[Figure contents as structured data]
— BEGIN —
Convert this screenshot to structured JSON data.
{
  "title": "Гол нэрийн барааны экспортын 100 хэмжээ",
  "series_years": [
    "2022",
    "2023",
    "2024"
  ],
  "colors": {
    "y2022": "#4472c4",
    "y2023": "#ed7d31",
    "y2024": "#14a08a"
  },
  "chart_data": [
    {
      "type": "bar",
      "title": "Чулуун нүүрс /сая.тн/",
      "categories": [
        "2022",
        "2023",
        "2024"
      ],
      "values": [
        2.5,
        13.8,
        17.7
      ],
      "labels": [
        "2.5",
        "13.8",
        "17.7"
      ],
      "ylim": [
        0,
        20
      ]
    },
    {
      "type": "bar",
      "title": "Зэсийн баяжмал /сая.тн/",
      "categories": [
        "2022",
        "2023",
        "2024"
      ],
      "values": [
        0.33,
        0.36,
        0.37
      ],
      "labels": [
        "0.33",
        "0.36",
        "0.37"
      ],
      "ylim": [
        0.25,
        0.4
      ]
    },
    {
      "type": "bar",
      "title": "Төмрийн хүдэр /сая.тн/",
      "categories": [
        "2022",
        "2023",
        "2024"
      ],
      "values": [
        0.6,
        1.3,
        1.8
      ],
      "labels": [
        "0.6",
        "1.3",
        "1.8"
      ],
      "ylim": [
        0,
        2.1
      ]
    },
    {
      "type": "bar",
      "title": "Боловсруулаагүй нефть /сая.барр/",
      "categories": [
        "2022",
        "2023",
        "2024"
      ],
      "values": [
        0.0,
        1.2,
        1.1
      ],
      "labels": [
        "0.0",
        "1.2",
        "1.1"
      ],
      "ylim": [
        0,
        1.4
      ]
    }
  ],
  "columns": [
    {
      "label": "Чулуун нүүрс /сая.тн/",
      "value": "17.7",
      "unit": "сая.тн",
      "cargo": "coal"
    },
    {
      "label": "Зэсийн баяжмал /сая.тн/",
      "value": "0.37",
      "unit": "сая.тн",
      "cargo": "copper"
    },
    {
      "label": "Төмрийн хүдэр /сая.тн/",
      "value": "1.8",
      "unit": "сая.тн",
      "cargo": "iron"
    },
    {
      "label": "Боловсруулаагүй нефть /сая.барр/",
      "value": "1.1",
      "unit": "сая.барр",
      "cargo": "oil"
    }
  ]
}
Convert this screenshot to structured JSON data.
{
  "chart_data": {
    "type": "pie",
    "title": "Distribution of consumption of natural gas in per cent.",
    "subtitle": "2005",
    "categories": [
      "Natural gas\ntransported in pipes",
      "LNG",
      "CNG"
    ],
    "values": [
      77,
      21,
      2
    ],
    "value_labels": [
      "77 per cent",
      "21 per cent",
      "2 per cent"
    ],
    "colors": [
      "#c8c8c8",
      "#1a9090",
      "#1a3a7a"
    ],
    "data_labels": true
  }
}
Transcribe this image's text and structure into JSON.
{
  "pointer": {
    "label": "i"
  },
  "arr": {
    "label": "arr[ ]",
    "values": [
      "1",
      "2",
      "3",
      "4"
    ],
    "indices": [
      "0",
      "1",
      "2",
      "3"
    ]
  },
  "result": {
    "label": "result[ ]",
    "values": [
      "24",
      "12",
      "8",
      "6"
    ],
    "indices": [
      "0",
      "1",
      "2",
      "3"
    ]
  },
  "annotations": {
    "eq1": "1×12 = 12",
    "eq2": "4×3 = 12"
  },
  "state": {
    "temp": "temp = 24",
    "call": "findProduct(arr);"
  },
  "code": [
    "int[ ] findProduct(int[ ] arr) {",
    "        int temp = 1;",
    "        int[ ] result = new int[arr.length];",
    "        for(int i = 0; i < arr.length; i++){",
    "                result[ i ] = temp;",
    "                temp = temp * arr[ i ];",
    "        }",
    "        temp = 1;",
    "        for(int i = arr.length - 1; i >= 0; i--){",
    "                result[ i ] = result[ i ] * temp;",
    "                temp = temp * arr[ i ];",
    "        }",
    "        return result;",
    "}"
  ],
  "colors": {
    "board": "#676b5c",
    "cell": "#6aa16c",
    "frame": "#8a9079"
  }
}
— END —
#### WHAT THIS TASK INVOLVES
Identify and copy lines that hold the string "Боловсруулаагүй".

#### SOLUTION TO THE PROBLEM
      "title": "Боловсруулаагүй нефть /сая.барр/",
      "label": "Боловсруулаагүй нефть /сая.барр/",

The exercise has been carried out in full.